▶ _Aim_: Collect every line in the records below that contains the word "Unvorschriftsmäßig".

— START Dataset rows —

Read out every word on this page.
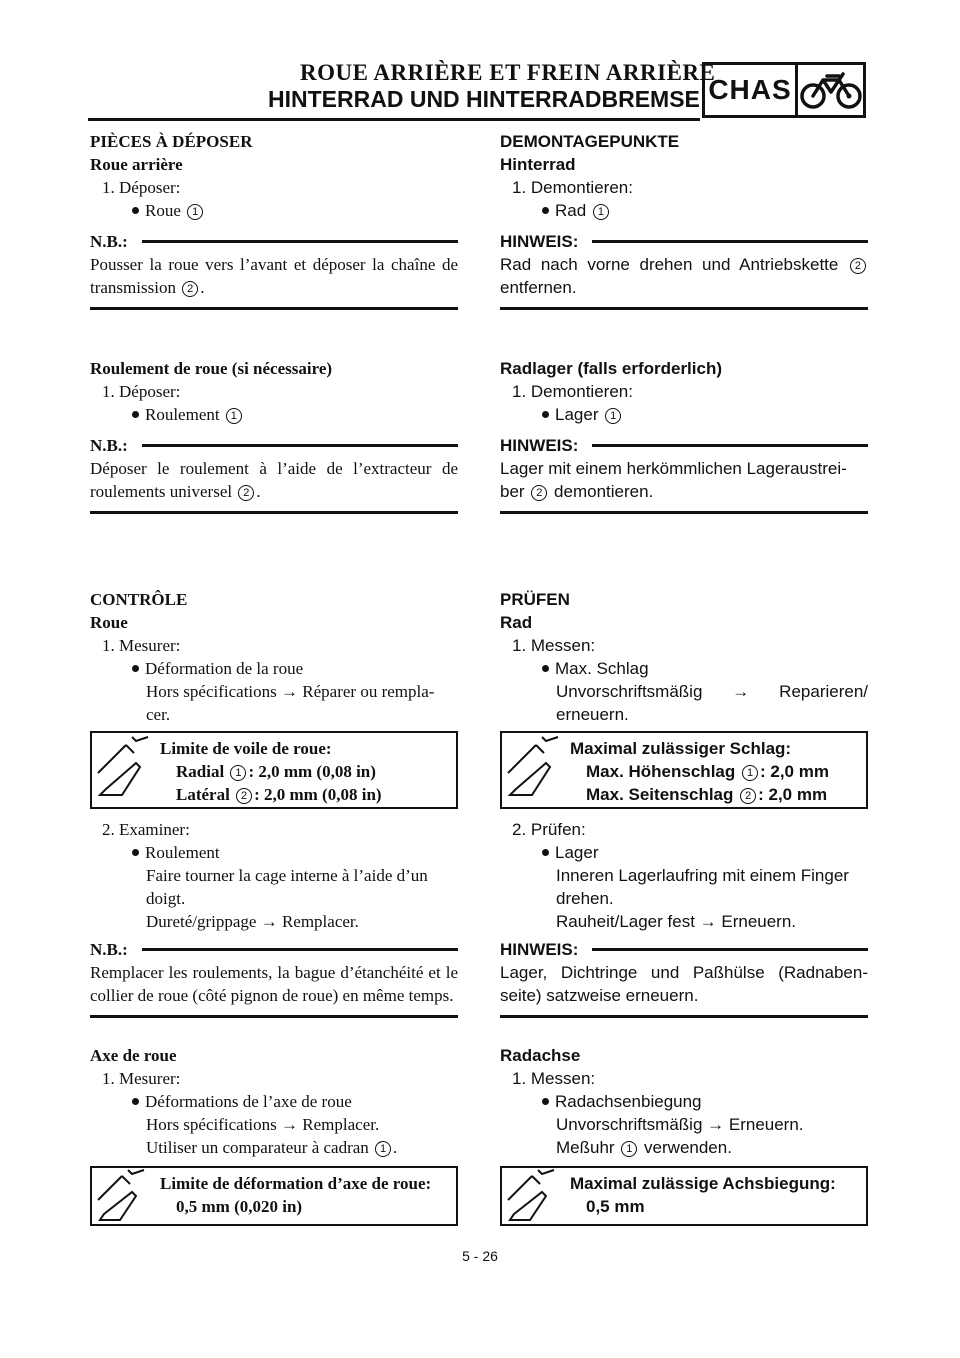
ROUE ARRIÈRE ET FREIN ARRIÈRE
HINTERRAD UND HINTERRADBREMSE CHAS
PIÈCES À DÉPOSER
Roue arrière
1. Déposer:
Roue 1
N.B.:
Pousser la roue vers l’avant et déposer la chaîne de transmission 2 .
Roulement de roue (si nécessaire)
1. Déposer:
Roulement 1
N.B.:
Déposer le roulement à l’aide de l’extracteur de roulements universel 2 .
CONTRÔLE
Roue
1. Mesurer:
Déformation de la roue
Hors spécifications → Réparer ou rempla-
cer.
Limite de voile de roue:
Radial 1 : 2,0 mm (0,08 in)
Latéral 2 : 2,0 mm (0,08 in)
2. Examiner:
Roulement
Faire tourner la cage interne à l’aide d’un
doigt.
Dureté/grippage → Remplacer.
N.B.:
Remplacer les roulements, la bague d’étanchéité et le collier de roue (côté pignon de roue) en même temps.
Axe de roue
1. Mesurer:
Déformations de l’axe de roue
Hors spécifications → Remplacer.
Utiliser un comparateur à cadran 1 .
Limite de déformation d’axe de roue:
0,5 mm (0,020 in)
DEMONTAGEPUNKTE
Hinterrad
1. Demontieren:
Rad 1
HINWEIS:
Rad nach vorne drehen und Antriebskette 2 entfernen.
Radlager (falls erforderlich)
1. Demontieren:
Lager 1
HINWEIS:
Lager mit einem herkömmlichen Lageraustrei-
ber 2 demontieren.
PRÜFEN
Rad
1. Messen:
Max. Schlag
Unvorschriftsmäßig → Reparieren/
erneuern.
Maximal zulässiger Schlag:
Max. Höhenschlag 1 : 2,0 mm
Max. Seitenschlag 2 : 2,0 mm
2. Prüfen:
Lager
Inneren Lagerlaufring mit einem Finger
drehen.
Rauheit/Lager fest → Erneuern.
HINWEIS:
Lager, Dichtringe und Paßhülse (Radnaben-seite) satzweise erneuern.
Radachse
1. Messen:
Radachsenbiegung
Unvorschriftsmäßig → Erneuern.
Meßuhr 1 verwenden.
Maximal zulässige Achsbiegung:
0,5 mm
5 - 26
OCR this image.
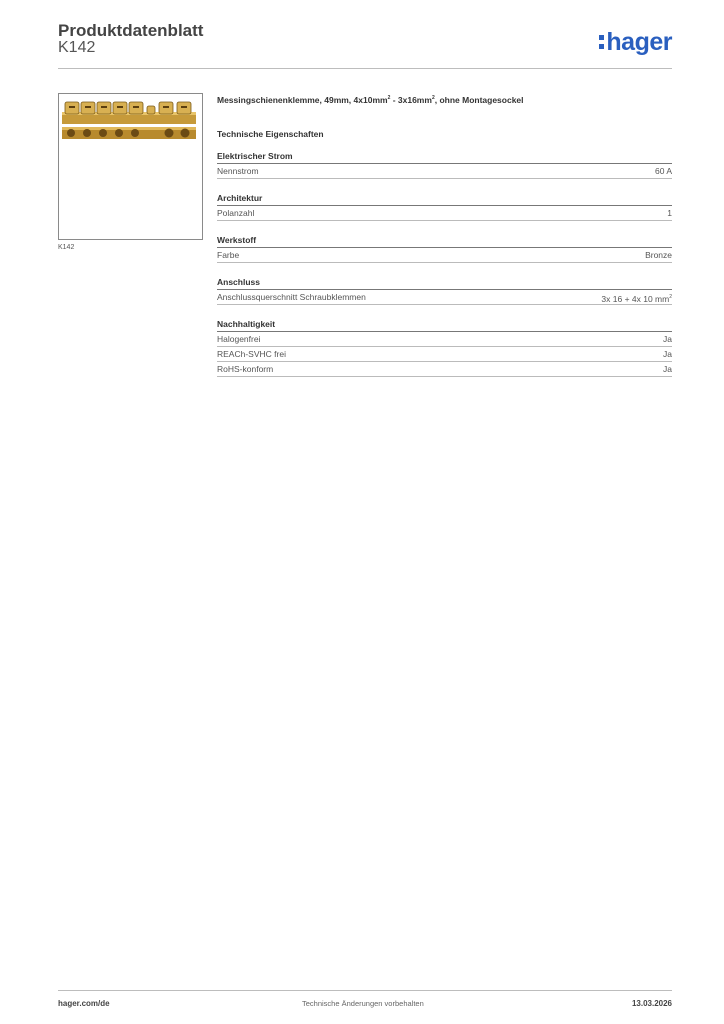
Produktdatenblatt
K142	hager
K142
Messingschienenklemme, 49mm, $4x10mm^2 - 3x16mm^2$, ohne Montagesockel
Technische Eigenschaften
Elektrischer Strom
Nennstrom	60 A
Architektur
Polanzahl	1
Werkstoff
Farbe	Bronze
Anschluss
Anschlussquerschnitt Schraubklemmen	3x 16 + 4x 10 $mm^2$
Nachhaltigkeit
Halogenfrei	Ja
REACh-SVHC frei	Ja
RoHS-konform	Ja
hager.com/de	Technische Änderungen vorbehalten	13.03.2026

— END Dataset rows —

▶ _Full response_:
Unvorschriftsmäßig → Reparieren/
Unvorschriftsmäßig → Erneuern.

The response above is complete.